THE REQUEST: Your answer is a single number: the count of lines that contain the string "status".

DATA EXCERPTS:
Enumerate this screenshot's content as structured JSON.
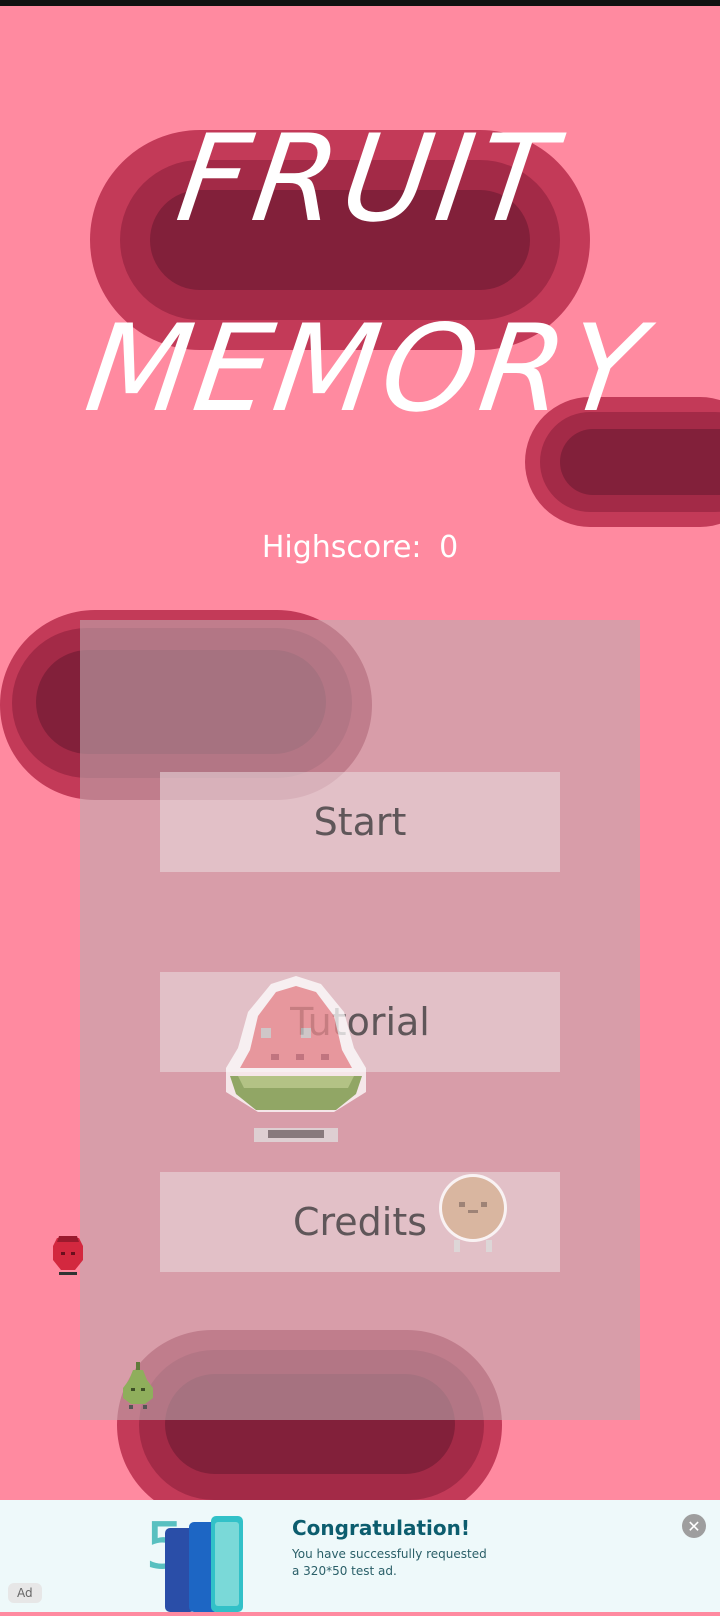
{
  "game": {
    "title_line1": "FRUIT",
    "title_line2": "MEMORY",
    "highscore_label": "Highscore:",
    "highscore_value": "0"
  },
  "menu": {
    "start_label": "Start",
    "tutorial_label": "Tutorial",
    "credits_label": "Credits"
  },
  "ad": {
    "title": "Congratulation!",
    "body": "You have successfully requested a 320*50 test ad.",
    "badge": "Ad",
    "close_icon": "close-icon"
  },
  "colors": {
    "background": "#ff8aa0",
    "blob_outer": "#c33a58",
    "blob_mid": "#a32a47",
    "blob_inner": "#82203a",
    "panel": "#beaaaf",
    "button_text": "#5f5659"
  },
  "sprites": [
    "watermelon-icon",
    "coconut-icon",
    "strawberry-icon",
    "pear-icon"
  ]
}
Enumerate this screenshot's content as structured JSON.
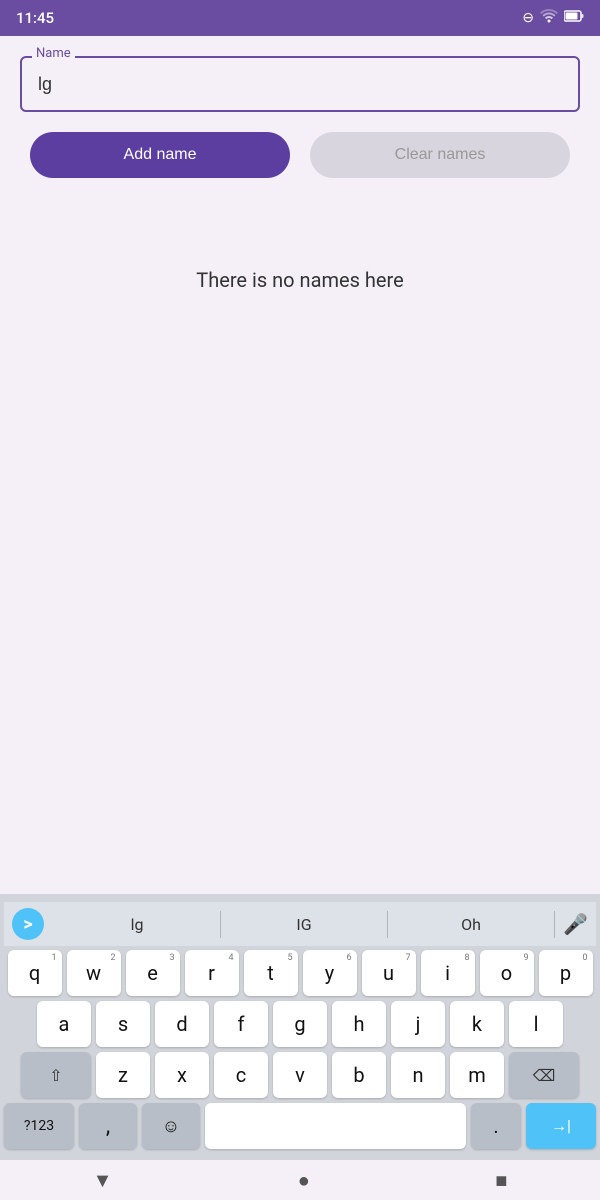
{
  "status": {
    "time": "11:45",
    "sync_icon": "⊖",
    "wifi_icon": "▼",
    "battery_icon": "🔋"
  },
  "form": {
    "input_label": "Name",
    "input_value": "lg",
    "input_placeholder": ""
  },
  "buttons": {
    "add_label": "Add name",
    "clear_label": "Clear names"
  },
  "empty_state": {
    "message": "There is no names here"
  },
  "keyboard": {
    "suggestions": [
      "lg",
      "lG",
      "Oh"
    ],
    "rows": [
      [
        {
          "key": "q",
          "num": "1"
        },
        {
          "key": "w",
          "num": "2"
        },
        {
          "key": "e",
          "num": "3"
        },
        {
          "key": "r",
          "num": "4"
        },
        {
          "key": "t",
          "num": "5"
        },
        {
          "key": "y",
          "num": "6"
        },
        {
          "key": "u",
          "num": "7"
        },
        {
          "key": "i",
          "num": "8"
        },
        {
          "key": "o",
          "num": "9"
        },
        {
          "key": "p",
          "num": "0"
        }
      ],
      [
        {
          "key": "a"
        },
        {
          "key": "s"
        },
        {
          "key": "d"
        },
        {
          "key": "f"
        },
        {
          "key": "g"
        },
        {
          "key": "h"
        },
        {
          "key": "j"
        },
        {
          "key": "k"
        },
        {
          "key": "l"
        }
      ],
      [
        {
          "key": "z"
        },
        {
          "key": "x"
        },
        {
          "key": "c"
        },
        {
          "key": "v"
        },
        {
          "key": "b"
        },
        {
          "key": "n"
        },
        {
          "key": "m"
        }
      ]
    ],
    "sym_label": "?123",
    "comma_label": ",",
    "emoji_label": "☺",
    "period_label": ".",
    "enter_label": "→|"
  },
  "nav": {
    "back_icon": "▼",
    "home_icon": "●",
    "recents_icon": "■"
  }
}
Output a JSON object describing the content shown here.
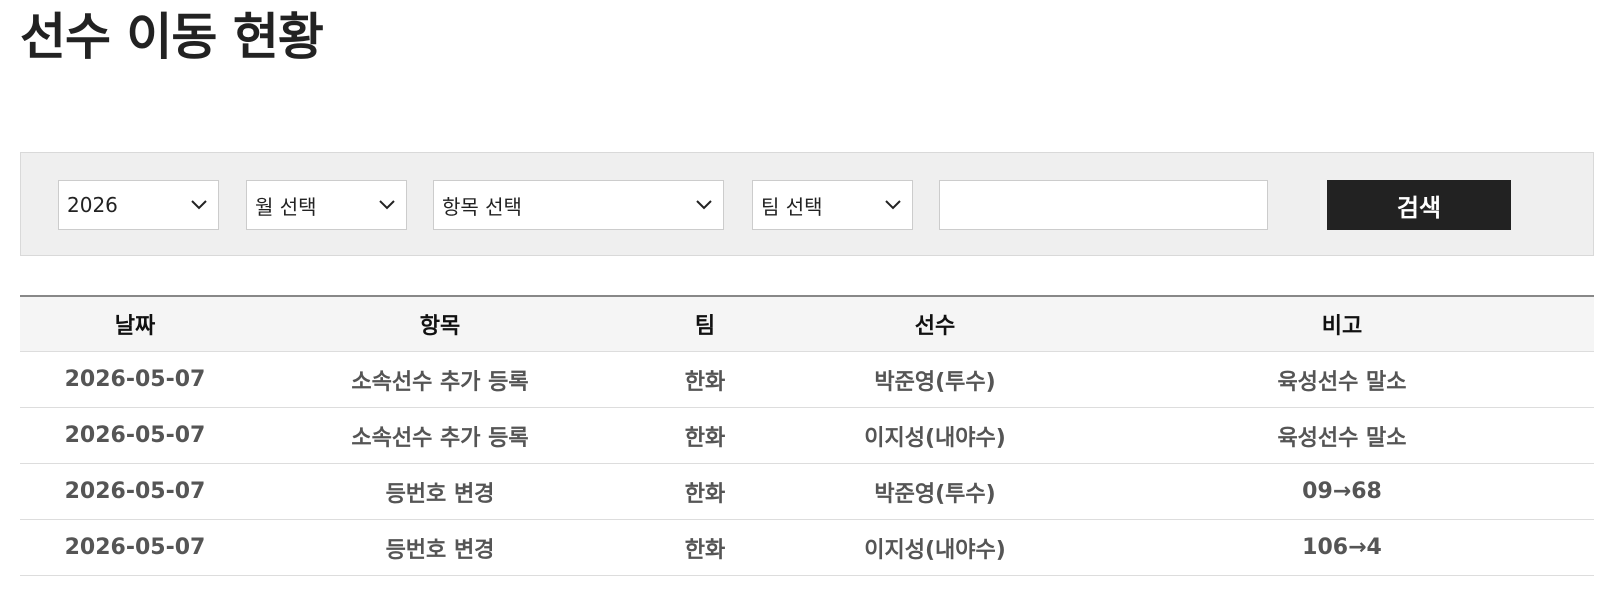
{
  "page": {
    "title": "선수 이동 현황"
  },
  "filters": {
    "year": {
      "selected": "2026"
    },
    "month": {
      "selected": "월 선택"
    },
    "item": {
      "selected": "항목 선택"
    },
    "team": {
      "selected": "팀 선택"
    },
    "search_input": {
      "value": "",
      "placeholder": ""
    },
    "search_button_label": "검색"
  },
  "icons": {
    "dropdown": "chevron-down-icon"
  },
  "table": {
    "headers": [
      "날짜",
      "항목",
      "팀",
      "선수",
      "비고"
    ],
    "rows": [
      [
        "2026-05-07",
        "소속선수 추가 등록",
        "한화",
        "박준영(투수)",
        "육성선수 말소"
      ],
      [
        "2026-05-07",
        "소속선수 추가 등록",
        "한화",
        "이지성(내야수)",
        "육성선수 말소"
      ],
      [
        "2026-05-07",
        "등번호 변경",
        "한화",
        "박준영(투수)",
        "09→68"
      ],
      [
        "2026-05-07",
        "등번호 변경",
        "한화",
        "이지성(내야수)",
        "106→4"
      ]
    ]
  },
  "colors": {
    "panel_background": "#efefef",
    "button_background": "#222222",
    "header_background": "#f5f5f5",
    "row_text": "#555555"
  }
}
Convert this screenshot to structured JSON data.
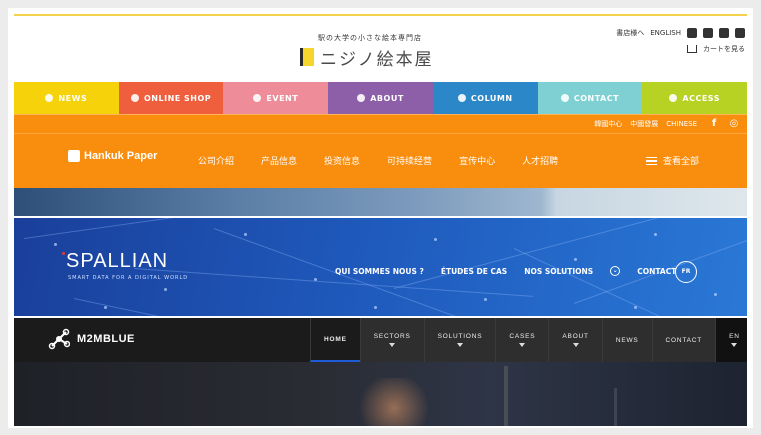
{
  "site1": {
    "logo_sub": "駅の大学の小さな絵本専門店",
    "logo_main": "ニジノ絵本屋",
    "util_links": [
      "書店様へ",
      "ENGLISH"
    ],
    "cart_label": "カートを見る",
    "nav": [
      {
        "label": "NEWS",
        "color": "#f5d20a",
        "icon": "star-icon"
      },
      {
        "label": "ONLINE SHOP",
        "color": "#ef5e3d",
        "icon": "shop-icon"
      },
      {
        "label": "EVENT",
        "color": "#ee8c99",
        "icon": "flag-icon"
      },
      {
        "label": "ABOUT",
        "color": "#8c5fa8",
        "icon": "wifi-icon"
      },
      {
        "label": "COLUMN",
        "color": "#2c87c9",
        "icon": "note-icon"
      },
      {
        "label": "CONTACT",
        "color": "#7fd0d3",
        "icon": "mail-icon"
      },
      {
        "label": "ACCESS",
        "color": "#b8d224",
        "icon": "pin-icon"
      }
    ]
  },
  "site2": {
    "top_links": [
      "韓國中心",
      "中國發展",
      "CHINESE"
    ],
    "logo": "Hankuk Paper",
    "menu": [
      "公司介绍",
      "产品信息",
      "投资信息",
      "可持续经营",
      "宣传中心",
      "人才招聘"
    ],
    "view_all": "查看全部"
  },
  "site3": {
    "logo": "SPALLIAN",
    "tagline": "SMART DATA FOR A DIGITAL WORLD",
    "menu": [
      "QUI SOMMES NOUS ?",
      "ÉTUDES DE CAS",
      "NOS SOLUTIONS",
      "CONTACT"
    ],
    "lang": "FR"
  },
  "site4": {
    "logo": "M2MBLUE",
    "menu": [
      {
        "label": "HOME",
        "caret": false
      },
      {
        "label": "SECTORS",
        "caret": true
      },
      {
        "label": "SOLUTIONS",
        "caret": true
      },
      {
        "label": "CASES",
        "caret": true
      },
      {
        "label": "ABOUT",
        "caret": true
      },
      {
        "label": "NEWS",
        "caret": false
      },
      {
        "label": "CONTACT",
        "caret": false
      }
    ],
    "lang": "EN"
  }
}
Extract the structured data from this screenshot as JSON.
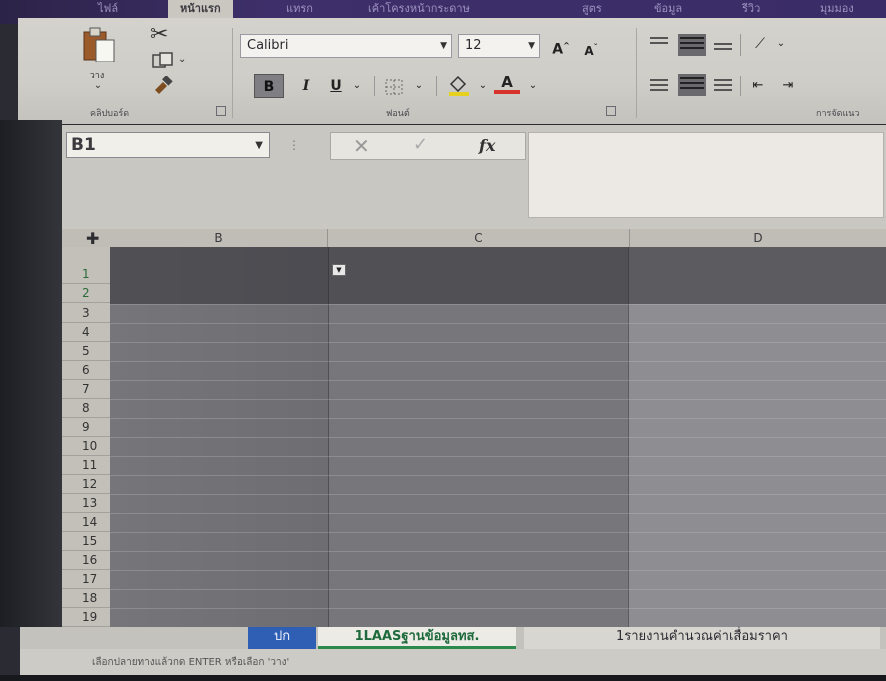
{
  "tabs": [
    {
      "label": "ไฟล์"
    },
    {
      "label": "หน้าแรก"
    },
    {
      "label": "แทรก"
    },
    {
      "label": "เค้าโครงหน้ากระดาษ"
    },
    {
      "label": "สูตร"
    },
    {
      "label": "ข้อมูล"
    },
    {
      "label": "รีวิว"
    },
    {
      "label": "มุมมอง"
    }
  ],
  "ribbon": {
    "clipboard": {
      "paste_label": "วาง",
      "group_label": "คลิปบอร์ด"
    },
    "font": {
      "name": "Calibri",
      "size": "12",
      "group_label": "ฟอนต์",
      "bold": "B",
      "italic": "I",
      "underline": "U"
    },
    "alignment": {
      "group_label": "การจัดแนว"
    }
  },
  "formula_bar": {
    "name_box": "B1",
    "formula": ""
  },
  "columns": [
    "B",
    "C",
    "D"
  ],
  "rows": [
    "1",
    "2",
    "3",
    "4",
    "5",
    "6",
    "7",
    "8",
    "9",
    "10",
    "11",
    "12",
    "13",
    "14",
    "15",
    "16",
    "17",
    "18",
    "19"
  ],
  "sheets": [
    {
      "label": "ปก"
    },
    {
      "label": "1LAASฐานข้อมูลทส."
    },
    {
      "label": "1รายงานคำนวณค่าเสื่อมราคา"
    }
  ],
  "status": "เลือกปลายทางแล้วกด ENTER หรือเลือก 'วาง'",
  "colors": {
    "ribbon_bg": "#cfcdc7",
    "tab_bar": "#3a2c66",
    "active_sheet_green": "#2c8a4c",
    "first_sheet_blue": "#2e5fb5"
  }
}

ANSWER TO THE EXERCISE: 2